◆ **WHAT IS EXPECTED**
Without omitting anything, return the records precisely as given.

◆ **MATERIAL SUPPLIED**
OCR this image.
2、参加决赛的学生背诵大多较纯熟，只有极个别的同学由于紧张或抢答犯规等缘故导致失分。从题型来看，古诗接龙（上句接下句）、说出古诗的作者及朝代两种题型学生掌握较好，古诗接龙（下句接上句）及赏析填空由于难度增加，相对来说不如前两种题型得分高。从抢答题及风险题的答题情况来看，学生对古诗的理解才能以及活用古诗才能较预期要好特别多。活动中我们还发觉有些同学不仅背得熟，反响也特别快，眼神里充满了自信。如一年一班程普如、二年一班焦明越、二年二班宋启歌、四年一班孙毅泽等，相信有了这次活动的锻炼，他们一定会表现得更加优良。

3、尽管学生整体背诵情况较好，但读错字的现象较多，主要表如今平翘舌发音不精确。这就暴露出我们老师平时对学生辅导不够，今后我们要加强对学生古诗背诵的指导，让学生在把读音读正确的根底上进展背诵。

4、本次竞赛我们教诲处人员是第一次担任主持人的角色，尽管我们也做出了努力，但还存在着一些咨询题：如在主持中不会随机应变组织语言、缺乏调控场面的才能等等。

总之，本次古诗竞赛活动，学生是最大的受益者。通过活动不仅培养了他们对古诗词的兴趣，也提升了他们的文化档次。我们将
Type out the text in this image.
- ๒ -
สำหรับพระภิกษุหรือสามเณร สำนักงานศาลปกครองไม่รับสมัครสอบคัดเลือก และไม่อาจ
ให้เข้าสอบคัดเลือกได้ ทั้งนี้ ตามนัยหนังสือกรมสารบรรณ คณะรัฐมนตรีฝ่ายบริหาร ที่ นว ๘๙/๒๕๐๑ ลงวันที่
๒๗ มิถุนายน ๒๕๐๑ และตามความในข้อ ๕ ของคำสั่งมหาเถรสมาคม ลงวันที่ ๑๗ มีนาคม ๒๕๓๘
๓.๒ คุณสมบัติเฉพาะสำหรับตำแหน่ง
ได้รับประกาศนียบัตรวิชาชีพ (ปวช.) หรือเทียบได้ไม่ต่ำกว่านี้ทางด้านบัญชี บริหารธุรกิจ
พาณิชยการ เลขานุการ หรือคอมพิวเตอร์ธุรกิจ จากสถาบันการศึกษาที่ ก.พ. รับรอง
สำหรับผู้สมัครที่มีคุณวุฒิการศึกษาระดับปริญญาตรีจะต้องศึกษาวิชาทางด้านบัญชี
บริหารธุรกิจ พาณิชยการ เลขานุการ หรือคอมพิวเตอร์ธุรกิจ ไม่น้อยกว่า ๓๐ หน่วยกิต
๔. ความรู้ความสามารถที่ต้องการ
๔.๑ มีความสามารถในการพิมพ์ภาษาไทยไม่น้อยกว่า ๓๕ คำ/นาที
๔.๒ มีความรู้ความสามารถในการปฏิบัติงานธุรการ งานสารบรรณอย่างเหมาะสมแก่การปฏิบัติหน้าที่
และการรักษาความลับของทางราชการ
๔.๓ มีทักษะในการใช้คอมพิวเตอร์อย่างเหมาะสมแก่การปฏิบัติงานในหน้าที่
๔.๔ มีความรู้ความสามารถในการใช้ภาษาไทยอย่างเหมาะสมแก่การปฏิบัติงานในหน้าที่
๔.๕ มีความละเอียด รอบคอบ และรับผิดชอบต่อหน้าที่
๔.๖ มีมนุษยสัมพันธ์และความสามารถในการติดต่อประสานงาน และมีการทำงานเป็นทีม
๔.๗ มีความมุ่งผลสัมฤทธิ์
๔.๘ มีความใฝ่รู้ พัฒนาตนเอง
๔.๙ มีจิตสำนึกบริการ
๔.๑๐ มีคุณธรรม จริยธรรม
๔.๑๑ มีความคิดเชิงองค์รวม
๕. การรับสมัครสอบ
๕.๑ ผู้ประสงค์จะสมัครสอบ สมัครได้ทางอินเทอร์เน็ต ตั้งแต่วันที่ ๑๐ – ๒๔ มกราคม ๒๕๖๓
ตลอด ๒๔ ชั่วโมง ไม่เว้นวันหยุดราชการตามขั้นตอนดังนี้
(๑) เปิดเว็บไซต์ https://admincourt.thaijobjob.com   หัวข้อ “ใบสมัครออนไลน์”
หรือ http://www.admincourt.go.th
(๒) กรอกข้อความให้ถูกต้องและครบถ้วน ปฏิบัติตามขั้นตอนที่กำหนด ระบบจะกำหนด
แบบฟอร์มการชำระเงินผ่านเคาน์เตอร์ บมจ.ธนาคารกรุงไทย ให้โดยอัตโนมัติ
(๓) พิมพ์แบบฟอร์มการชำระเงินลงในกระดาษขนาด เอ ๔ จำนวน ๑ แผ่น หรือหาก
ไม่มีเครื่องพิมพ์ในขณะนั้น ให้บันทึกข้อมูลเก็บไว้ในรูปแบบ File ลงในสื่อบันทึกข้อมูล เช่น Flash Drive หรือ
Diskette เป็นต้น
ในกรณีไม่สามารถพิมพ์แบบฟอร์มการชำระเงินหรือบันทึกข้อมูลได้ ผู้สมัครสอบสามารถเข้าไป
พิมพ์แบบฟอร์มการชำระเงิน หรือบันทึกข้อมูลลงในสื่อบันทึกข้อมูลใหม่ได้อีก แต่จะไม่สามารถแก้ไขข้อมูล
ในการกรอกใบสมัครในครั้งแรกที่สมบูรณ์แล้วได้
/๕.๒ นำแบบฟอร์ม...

◆ **EXERCISE RESULT**
OCR this image.
2、参加决赛的学生背诵大多较纯熟，只有极个别的同学由于紧张或抢答犯规等缘故导致失分。从题型来看，古诗接龙（上句接下句）、说出古诗的作者及朝代两种题型学生掌握较好，古诗接龙（下句接上句）及赏析填空由于难度增加，相对来说不如前两种题型得分高。从抢答题及风险题的答题情况来看，学生对古诗的理解才能以及活用古诗才能较预期要好特别多。活动中我们还发觉有些同学不仅背得熟，反响也特别快，眼神里充满了自信。如一年一班程普如、二年一班焦明越、二年二班宋启歌、四年一班孙毅泽等，相信有了这次活动的锻炼，他们一定会表现得更加优良。

3、尽管学生整体背诵情况较好，但读错字的现象较多，主要表如今平翘舌发音不精确。这就暴露出我们老师平时对学生辅导不够，今后我们要加强对学生古诗背诵的指导，让学生在把读音读正确的根底上进展背诵。

4、本次竞赛我们教诲处人员是第一次担任主持人的角色，尽管我们也做出了努力，但还存在着一些咨询题：如在主持中不会随机应变组织语言、缺乏调控场面的才能等等。

总之，本次古诗竞赛活动，学生是最大的受益者。通过活动不仅培养了他们对古诗词的兴趣，也提升了他们的文化档次。我们将
Type out the text in this image.
- ๒ -
สำหรับพระภิกษุหรือสามเณร สำนักงานศาลปกครองไม่รับสมัครสอบคัดเลือก และไม่อาจ
ให้เข้าสอบคัดเลือกได้ ทั้งนี้ ตามนัยหนังสือกรมสารบรรณ คณะรัฐมนตรีฝ่ายบริหาร ที่ นว ๘๙/๒๕๐๑ ลงวันที่
๒๗ มิถุนายน ๒๕๐๑ และตามความในข้อ ๕ ของคำสั่งมหาเถรสมาคม ลงวันที่ ๑๗ มีนาคม ๒๕๓๘
๓.๒ คุณสมบัติเฉพาะสำหรับตำแหน่ง
ได้รับประกาศนียบัตรวิชาชีพ (ปวช.) หรือเทียบได้ไม่ต่ำกว่านี้ทางด้านบัญชี บริหารธุรกิจ
พาณิชยการ เลขานุการ หรือคอมพิวเตอร์ธุรกิจ จากสถาบันการศึกษาที่ ก.พ. รับรอง
สำหรับผู้สมัครที่มีคุณวุฒิการศึกษาระดับปริญญาตรีจะต้องศึกษาวิชาทางด้านบัญชี
บริหารธุรกิจ พาณิชยการ เลขานุการ หรือคอมพิวเตอร์ธุรกิจ ไม่น้อยกว่า ๓๐ หน่วยกิต
๔. ความรู้ความสามารถที่ต้องการ
๔.๑ มีความสามารถในการพิมพ์ภาษาไทยไม่น้อยกว่า ๓๕ คำ/นาที
๔.๒ มีความรู้ความสามารถในการปฏิบัติงานธุรการ งานสารบรรณอย่างเหมาะสมแก่การปฏิบัติหน้าที่
และการรักษาความลับของทางราชการ
๔.๓ มีทักษะในการใช้คอมพิวเตอร์อย่างเหมาะสมแก่การปฏิบัติงานในหน้าที่
๔.๔ มีความรู้ความสามารถในการใช้ภาษาไทยอย่างเหมาะสมแก่การปฏิบัติงานในหน้าที่
๔.๕ มีความละเอียด รอบคอบ และรับผิดชอบต่อหน้าที่
๔.๖ มีมนุษยสัมพันธ์และความสามารถในการติดต่อประสานงาน และมีการทำงานเป็นทีม
๔.๗ มีความมุ่งผลสัมฤทธิ์
๔.๘ มีความใฝ่รู้ พัฒนาตนเอง
๔.๙ มีจิตสำนึกบริการ
๔.๑๐ มีคุณธรรม จริยธรรม
๔.๑๑ มีความคิดเชิงองค์รวม
๕. การรับสมัครสอบ
๕.๑ ผู้ประสงค์จะสมัครสอบ สมัครได้ทางอินเทอร์เน็ต ตั้งแต่วันที่ ๑๐ – ๒๔ มกราคม ๒๕๖๓
ตลอด ๒๔ ชั่วโมง ไม่เว้นวันหยุดราชการตามขั้นตอนดังนี้
(๑) เปิดเว็บไซต์ https://admincourt.thaijobjob.com   หัวข้อ “ใบสมัครออนไลน์”
หรือ http://www.admincourt.go.th
(๒) กรอกข้อความให้ถูกต้องและครบถ้วน ปฏิบัติตามขั้นตอนที่กำหนด ระบบจะกำหนด
แบบฟอร์มการชำระเงินผ่านเคาน์เตอร์ บมจ.ธนาคารกรุงไทย ให้โดยอัตโนมัติ
(๓) พิมพ์แบบฟอร์มการชำระเงินลงในกระดาษขนาด เอ ๔ จำนวน ๑ แผ่น หรือหาก
ไม่มีเครื่องพิมพ์ในขณะนั้น ให้บันทึกข้อมูลเก็บไว้ในรูปแบบ File ลงในสื่อบันทึกข้อมูล เช่น Flash Drive หรือ
Diskette เป็นต้น
ในกรณีไม่สามารถพิมพ์แบบฟอร์มการชำระเงินหรือบันทึกข้อมูลได้ ผู้สมัครสอบสามารถเข้าไป
พิมพ์แบบฟอร์มการชำระเงิน หรือบันทึกข้อมูลลงในสื่อบันทึกข้อมูลใหม่ได้อีก แต่จะไม่สามารถแก้ไขข้อมูล
ในการกรอกใบสมัครในครั้งแรกที่สมบูรณ์แล้วได้
/๕.๒ นำแบบฟอร์ม...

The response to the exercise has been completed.